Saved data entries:
-- START --

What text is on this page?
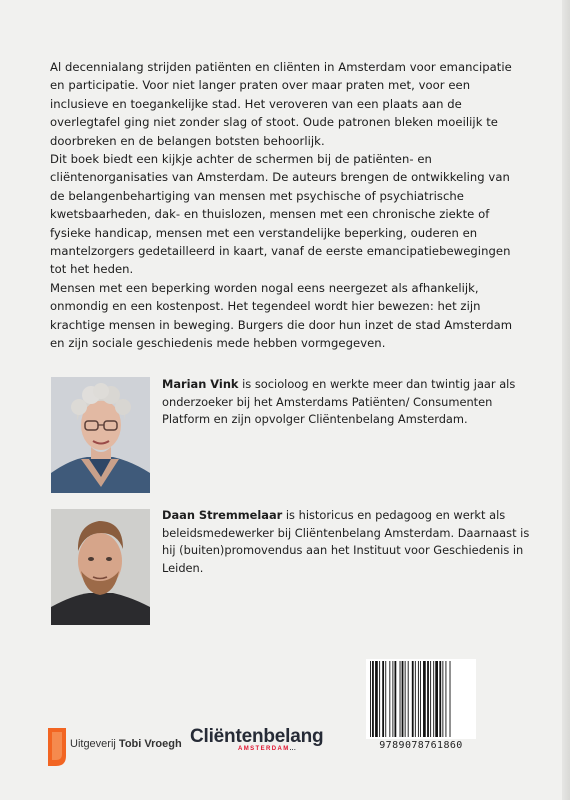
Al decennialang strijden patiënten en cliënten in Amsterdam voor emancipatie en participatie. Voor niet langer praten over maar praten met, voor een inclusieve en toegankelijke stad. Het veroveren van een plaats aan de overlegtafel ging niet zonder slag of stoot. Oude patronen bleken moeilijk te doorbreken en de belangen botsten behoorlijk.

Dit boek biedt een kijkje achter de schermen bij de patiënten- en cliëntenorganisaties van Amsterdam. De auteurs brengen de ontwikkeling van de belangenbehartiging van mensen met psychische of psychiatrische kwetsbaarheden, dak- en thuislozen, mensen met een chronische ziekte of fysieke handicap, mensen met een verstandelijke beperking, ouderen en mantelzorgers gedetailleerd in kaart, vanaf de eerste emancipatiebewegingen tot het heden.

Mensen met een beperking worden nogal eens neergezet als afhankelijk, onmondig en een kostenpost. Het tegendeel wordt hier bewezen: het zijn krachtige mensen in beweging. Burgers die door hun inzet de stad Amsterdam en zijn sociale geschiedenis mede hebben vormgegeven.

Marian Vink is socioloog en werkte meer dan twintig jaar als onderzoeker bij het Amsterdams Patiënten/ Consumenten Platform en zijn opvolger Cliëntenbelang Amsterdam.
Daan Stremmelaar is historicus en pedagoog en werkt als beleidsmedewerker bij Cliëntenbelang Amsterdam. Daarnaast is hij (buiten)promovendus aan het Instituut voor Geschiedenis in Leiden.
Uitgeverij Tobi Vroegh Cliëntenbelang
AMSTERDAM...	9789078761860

-- END --

THE TASK:
Extract all lines from the material above that include the word "zijn".

RESULT OF THE EXERCISE:
Mensen met een beperking worden nogal eens neergezet als afhankelijk, onmondig en een kostenpost. Het tegendeel wordt hier bewezen: het zijn krachtige mensen in beweging. Burgers die door hun inzet de stad Amsterdam en zijn sociale geschiedenis mede hebben vormgegeven.
Marian Vink is socioloog en werkte meer dan twintig jaar als onderzoeker bij het Amsterdams Patiënten/ Consumenten Platform en zijn opvolger Cliëntenbelang Amsterdam.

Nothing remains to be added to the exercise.